Input material:

# # # #

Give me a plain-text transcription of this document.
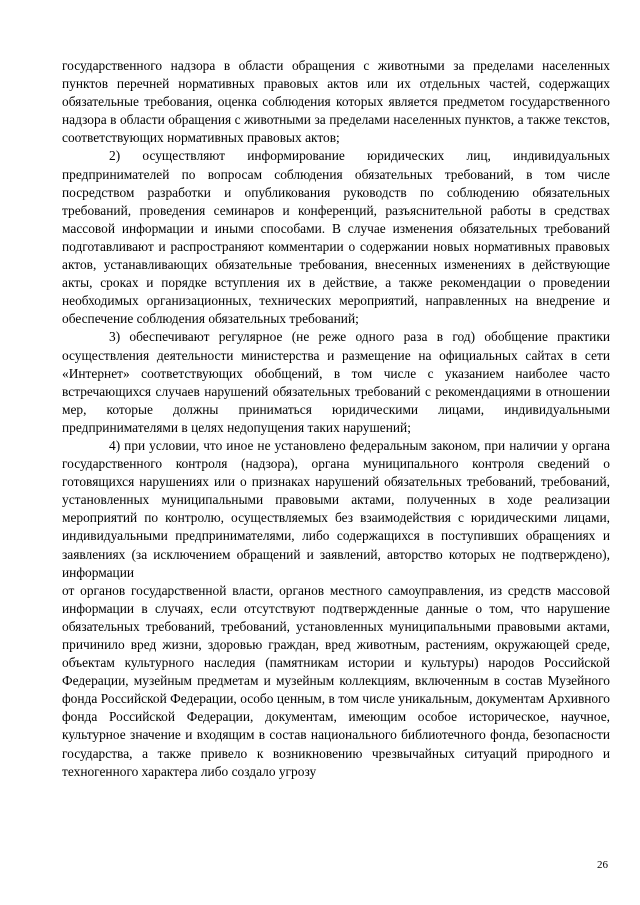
государственного надзора в области обращения с животными за пределами населенных пунктов перечней нормативных правовых актов или их отдельных частей, содержащих обязательные требования, оценка соблюдения которых является предметом государственного надзора в области обращения с животными за пределами населенных пунктов, а также текстов, соответствующих нормативных правовых актов;

2) осуществляют информирование юридических лиц, индивидуальных предпринимателей по вопросам соблюдения обязательных требований, в том числе посредством разработки и опубликования руководств по соблюдению обязательных требований, проведения семинаров и конференций, разъяснительной работы в средствах массовой информации и иными способами. В случае изменения обязательных требований подготавливают и распространяют комментарии о содержании новых нормативных правовых актов, устанавливающих обязательные требования, внесенных изменениях в действующие акты, сроках и порядке вступления их в действие, а также рекомендации о проведении необходимых организационных, технических мероприятий, направленных на внедрение и обеспечение соблюдения обязательных требований;

3) обеспечивают регулярное (не реже одного раза в год) обобщение практики осуществления деятельности министерства и размещение на официальных сайтах в сети «Интернет» соответствующих обобщений, в том числе с указанием наиболее часто встречающихся случаев нарушений обязательных требований с рекомендациями в отношении мер, которые должны приниматься юридическими лицами, индивидуальными предпринимателями в целях недопущения таких нарушений;

4) при условии, что иное не установлено федеральным законом, при наличии у органа государственного контроля (надзора), органа муниципального контроля сведений о готовящихся нарушениях или о признаках нарушений обязательных требований, требований, установленных муниципальными правовыми актами, полученных в ходе реализации мероприятий по контролю, осуществляемых без взаимодействия с юридическими лицами, индивидуальными предпринимателями, либо содержащихся в поступивших обращениях и заявлениях (за исключением обращений и заявлений, авторство которых не подтверждено), информации

от органов государственной власти, органов местного самоуправления, из средств массовой информации в случаях, если отсутствуют подтвержденные данные о том, что нарушение обязательных требований, требований, установленных муниципальными правовыми актами, причинило вред жизни, здоровью граждан, вред животным, растениям, окружающей среде, объектам культурного наследия (памятникам истории и культуры) народов Российской Федерации, музейным предметам и музейным коллекциям, включенным в состав Музейного фонда Российской Федерации, особо ценным, в том числе уникальным, документам Архивного фонда Российской Федерации, документам, имеющим особое историческое, научное, культурное значение и входящим в состав национального библиотечного фонда, безопасности государства, а также привело к возникновению чрезвычайных ситуаций природного и техногенного характера либо создало угрозу

26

# # # #

Task brief: Check each line above for "мероприятий" and return the ones that have it.

Task response:
2) осуществляют информирование юридических лиц, индивидуальных предпринимателей по вопросам соблюдения обязательных требований, в том числе посредством разработки и опубликования руководств по соблюдению обязательных требований, проведения семинаров и конференций, разъяснительной работы в средствах массовой информации и иными способами. В случае изменения обязательных требований подготавливают и распространяют комментарии о содержании новых нормативных правовых актов, устанавливающих обязательные требования, внесенных изменениях в действующие акты, сроках и порядке вступления их в действие, а также рекомендации о проведении необходимых организационных, технических мероприятий, направленных на внедрение и обеспечение соблюдения обязательных требований;
4) при условии, что иное не установлено федеральным законом, при наличии у органа государственного контроля (надзора), органа муниципального контроля сведений о готовящихся нарушениях или о признаках нарушений обязательных требований, требований, установленных муниципальными правовыми актами, полученных в ходе реализации мероприятий по контролю, осуществляемых без взаимодействия с юридическими лицами, индивидуальными предпринимателями, либо содержащихся в поступивших обращениях и заявлениях (за исключением обращений и заявлений, авторство которых не подтверждено), информации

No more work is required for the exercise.